### AIM OF THE EXERCISE
Would you repeat the listing exactly but omit every picture?
## START MATERIAL
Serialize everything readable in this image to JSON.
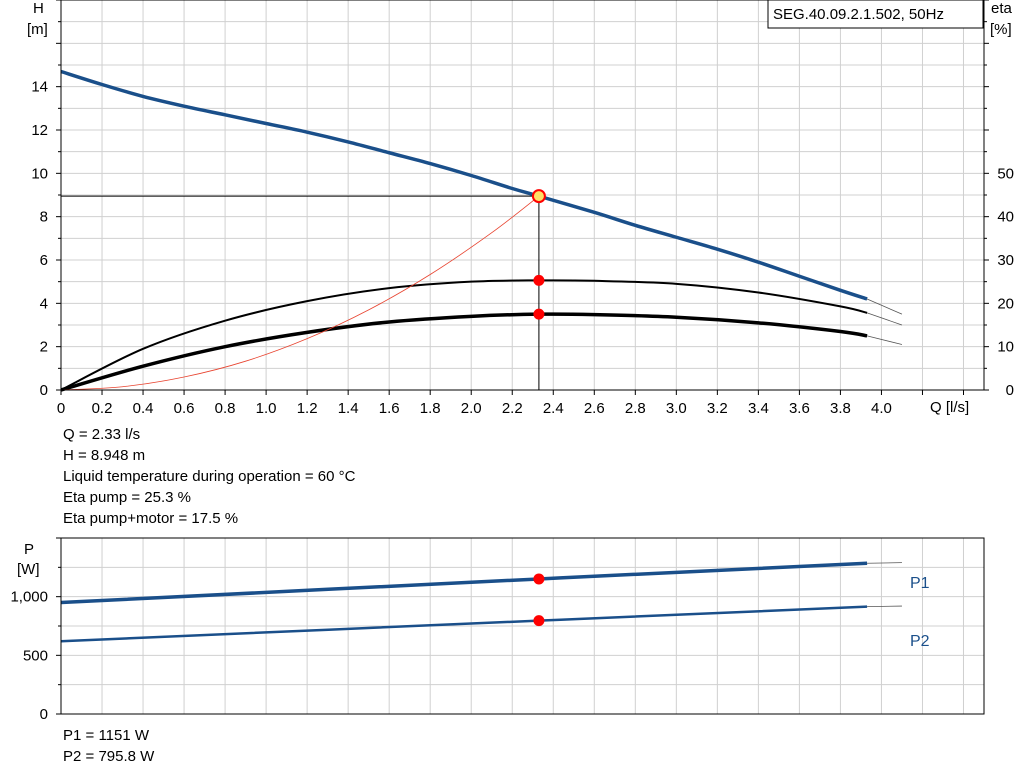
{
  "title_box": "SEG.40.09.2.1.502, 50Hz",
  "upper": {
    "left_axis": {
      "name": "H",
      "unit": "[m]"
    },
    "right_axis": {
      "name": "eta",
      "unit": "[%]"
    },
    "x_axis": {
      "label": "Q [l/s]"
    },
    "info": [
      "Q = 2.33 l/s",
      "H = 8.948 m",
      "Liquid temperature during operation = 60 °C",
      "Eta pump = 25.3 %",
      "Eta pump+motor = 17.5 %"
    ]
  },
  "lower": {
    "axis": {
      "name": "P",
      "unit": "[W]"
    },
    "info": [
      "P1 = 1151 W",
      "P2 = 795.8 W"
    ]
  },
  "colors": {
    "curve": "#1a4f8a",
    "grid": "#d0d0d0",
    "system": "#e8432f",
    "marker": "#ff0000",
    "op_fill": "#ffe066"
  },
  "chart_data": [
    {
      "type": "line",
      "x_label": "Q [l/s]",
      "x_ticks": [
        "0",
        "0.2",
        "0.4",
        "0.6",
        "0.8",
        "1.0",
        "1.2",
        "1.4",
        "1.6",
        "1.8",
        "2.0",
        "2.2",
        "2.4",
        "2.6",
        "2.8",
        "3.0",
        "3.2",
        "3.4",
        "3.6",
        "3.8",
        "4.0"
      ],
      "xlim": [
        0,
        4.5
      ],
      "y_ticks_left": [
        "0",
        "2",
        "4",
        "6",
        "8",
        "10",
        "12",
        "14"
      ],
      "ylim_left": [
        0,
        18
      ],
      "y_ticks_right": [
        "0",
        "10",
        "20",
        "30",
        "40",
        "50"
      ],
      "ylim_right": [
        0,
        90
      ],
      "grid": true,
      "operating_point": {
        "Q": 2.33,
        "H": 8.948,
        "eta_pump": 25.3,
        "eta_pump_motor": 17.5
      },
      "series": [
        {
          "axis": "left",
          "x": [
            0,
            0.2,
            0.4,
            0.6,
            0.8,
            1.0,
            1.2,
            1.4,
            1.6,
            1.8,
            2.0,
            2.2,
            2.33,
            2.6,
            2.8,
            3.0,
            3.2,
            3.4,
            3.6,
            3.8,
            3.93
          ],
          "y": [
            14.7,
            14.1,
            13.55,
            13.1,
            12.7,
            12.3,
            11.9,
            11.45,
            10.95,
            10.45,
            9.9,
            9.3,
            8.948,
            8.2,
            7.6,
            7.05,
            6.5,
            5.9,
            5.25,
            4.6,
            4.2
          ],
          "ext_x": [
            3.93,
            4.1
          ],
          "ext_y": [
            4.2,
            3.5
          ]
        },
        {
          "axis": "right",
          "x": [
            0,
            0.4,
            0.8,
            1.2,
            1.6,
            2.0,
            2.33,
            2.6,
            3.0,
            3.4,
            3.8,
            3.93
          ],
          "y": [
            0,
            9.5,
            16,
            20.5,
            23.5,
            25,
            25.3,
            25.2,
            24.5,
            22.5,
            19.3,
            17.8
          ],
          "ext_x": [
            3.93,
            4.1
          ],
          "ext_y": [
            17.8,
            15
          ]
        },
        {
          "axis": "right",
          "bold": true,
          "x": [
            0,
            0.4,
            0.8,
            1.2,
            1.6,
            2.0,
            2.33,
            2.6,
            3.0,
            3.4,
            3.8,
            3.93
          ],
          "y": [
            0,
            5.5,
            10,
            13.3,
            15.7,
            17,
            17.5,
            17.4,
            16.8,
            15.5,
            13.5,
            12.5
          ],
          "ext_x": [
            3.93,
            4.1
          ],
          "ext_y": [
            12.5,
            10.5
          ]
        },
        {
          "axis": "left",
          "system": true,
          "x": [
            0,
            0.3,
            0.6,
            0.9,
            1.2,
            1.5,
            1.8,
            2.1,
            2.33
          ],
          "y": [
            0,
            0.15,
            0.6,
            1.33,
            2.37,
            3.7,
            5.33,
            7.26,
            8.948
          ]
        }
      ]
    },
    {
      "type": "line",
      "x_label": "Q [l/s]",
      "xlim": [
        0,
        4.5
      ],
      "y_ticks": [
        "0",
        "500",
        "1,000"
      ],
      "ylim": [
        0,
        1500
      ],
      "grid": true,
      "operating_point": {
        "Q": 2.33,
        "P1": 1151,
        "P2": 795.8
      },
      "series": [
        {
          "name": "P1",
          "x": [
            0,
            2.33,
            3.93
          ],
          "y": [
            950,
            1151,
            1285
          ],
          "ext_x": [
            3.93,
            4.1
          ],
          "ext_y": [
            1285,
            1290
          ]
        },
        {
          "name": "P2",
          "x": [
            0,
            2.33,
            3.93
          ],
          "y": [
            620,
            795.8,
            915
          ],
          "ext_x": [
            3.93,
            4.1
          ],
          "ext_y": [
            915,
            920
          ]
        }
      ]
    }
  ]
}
## END MATERIAL
### SOLUTION TO THIS EXERCISE
Serialize everything readable in this image to JSON.
{
  "title_box": "SEG.40.09.2.1.502, 50Hz",
  "upper": {
    "left_axis": {
      "name": "H",
      "unit": "[m]"
    },
    "right_axis": {
      "name": "eta",
      "unit": "[%]"
    },
    "x_axis": {
      "label": "Q [l/s]"
    },
    "info": [
      "Q = 2.33 l/s",
      "H = 8.948 m",
      "Liquid temperature during operation = 60 °C",
      "Eta pump = 25.3 %",
      "Eta pump+motor = 17.5 %"
    ]
  },
  "lower": {
    "axis": {
      "name": "P",
      "unit": "[W]"
    },
    "info": [
      "P1 = 1151 W",
      "P2 = 795.8 W"
    ]
  },
  "colors": {
    "curve": "#1a4f8a",
    "grid": "#d0d0d0",
    "system": "#e8432f",
    "marker": "#ff0000",
    "op_fill": "#ffe066"
  },
  "chart_data": [
    {
      "type": "line",
      "x_label": "Q [l/s]",
      "x_ticks": [
        "0",
        "0.2",
        "0.4",
        "0.6",
        "0.8",
        "1.0",
        "1.2",
        "1.4",
        "1.6",
        "1.8",
        "2.0",
        "2.2",
        "2.4",
        "2.6",
        "2.8",
        "3.0",
        "3.2",
        "3.4",
        "3.6",
        "3.8",
        "4.0"
      ],
      "xlim": [
        0,
        4.5
      ],
      "y_ticks_left": [
        "0",
        "2",
        "4",
        "6",
        "8",
        "10",
        "12",
        "14"
      ],
      "ylim_left": [
        0,
        18
      ],
      "y_ticks_right": [
        "0",
        "10",
        "20",
        "30",
        "40",
        "50"
      ],
      "ylim_right": [
        0,
        90
      ],
      "grid": true,
      "operating_point": {
        "Q": 2.33,
        "H": 8.948,
        "eta_pump": 25.3,
        "eta_pump_motor": 17.5
      },
      "series": [
        {
          "axis": "left",
          "x": [
            0,
            0.2,
            0.4,
            0.6,
            0.8,
            1.0,
            1.2,
            1.4,
            1.6,
            1.8,
            2.0,
            2.2,
            2.33,
            2.6,
            2.8,
            3.0,
            3.2,
            3.4,
            3.6,
            3.8,
            3.93
          ],
          "y": [
            14.7,
            14.1,
            13.55,
            13.1,
            12.7,
            12.3,
            11.9,
            11.45,
            10.95,
            10.45,
            9.9,
            9.3,
            8.948,
            8.2,
            7.6,
            7.05,
            6.5,
            5.9,
            5.25,
            4.6,
            4.2
          ],
          "ext_x": [
            3.93,
            4.1
          ],
          "ext_y": [
            4.2,
            3.5
          ]
        },
        {
          "axis": "right",
          "x": [
            0,
            0.4,
            0.8,
            1.2,
            1.6,
            2.0,
            2.33,
            2.6,
            3.0,
            3.4,
            3.8,
            3.93
          ],
          "y": [
            0,
            9.5,
            16,
            20.5,
            23.5,
            25,
            25.3,
            25.2,
            24.5,
            22.5,
            19.3,
            17.8
          ],
          "ext_x": [
            3.93,
            4.1
          ],
          "ext_y": [
            17.8,
            15
          ]
        },
        {
          "axis": "right",
          "bold": true,
          "x": [
            0,
            0.4,
            0.8,
            1.2,
            1.6,
            2.0,
            2.33,
            2.6,
            3.0,
            3.4,
            3.8,
            3.93
          ],
          "y": [
            0,
            5.5,
            10,
            13.3,
            15.7,
            17,
            17.5,
            17.4,
            16.8,
            15.5,
            13.5,
            12.5
          ],
          "ext_x": [
            3.93,
            4.1
          ],
          "ext_y": [
            12.5,
            10.5
          ]
        },
        {
          "axis": "left",
          "system": true,
          "x": [
            0,
            0.3,
            0.6,
            0.9,
            1.2,
            1.5,
            1.8,
            2.1,
            2.33
          ],
          "y": [
            0,
            0.15,
            0.6,
            1.33,
            2.37,
            3.7,
            5.33,
            7.26,
            8.948
          ]
        }
      ]
    },
    {
      "type": "line",
      "x_label": "Q [l/s]",
      "xlim": [
        0,
        4.5
      ],
      "y_ticks": [
        "0",
        "500",
        "1,000"
      ],
      "ylim": [
        0,
        1500
      ],
      "grid": true,
      "operating_point": {
        "Q": 2.33,
        "P1": 1151,
        "P2": 795.8
      },
      "series": [
        {
          "name": "P1",
          "x": [
            0,
            2.33,
            3.93
          ],
          "y": [
            950,
            1151,
            1285
          ],
          "ext_x": [
            3.93,
            4.1
          ],
          "ext_y": [
            1285,
            1290
          ]
        },
        {
          "name": "P2",
          "x": [
            0,
            2.33,
            3.93
          ],
          "y": [
            620,
            795.8,
            915
          ],
          "ext_x": [
            3.93,
            4.1
          ],
          "ext_y": [
            915,
            920
          ]
        }
      ]
    }
  ]
}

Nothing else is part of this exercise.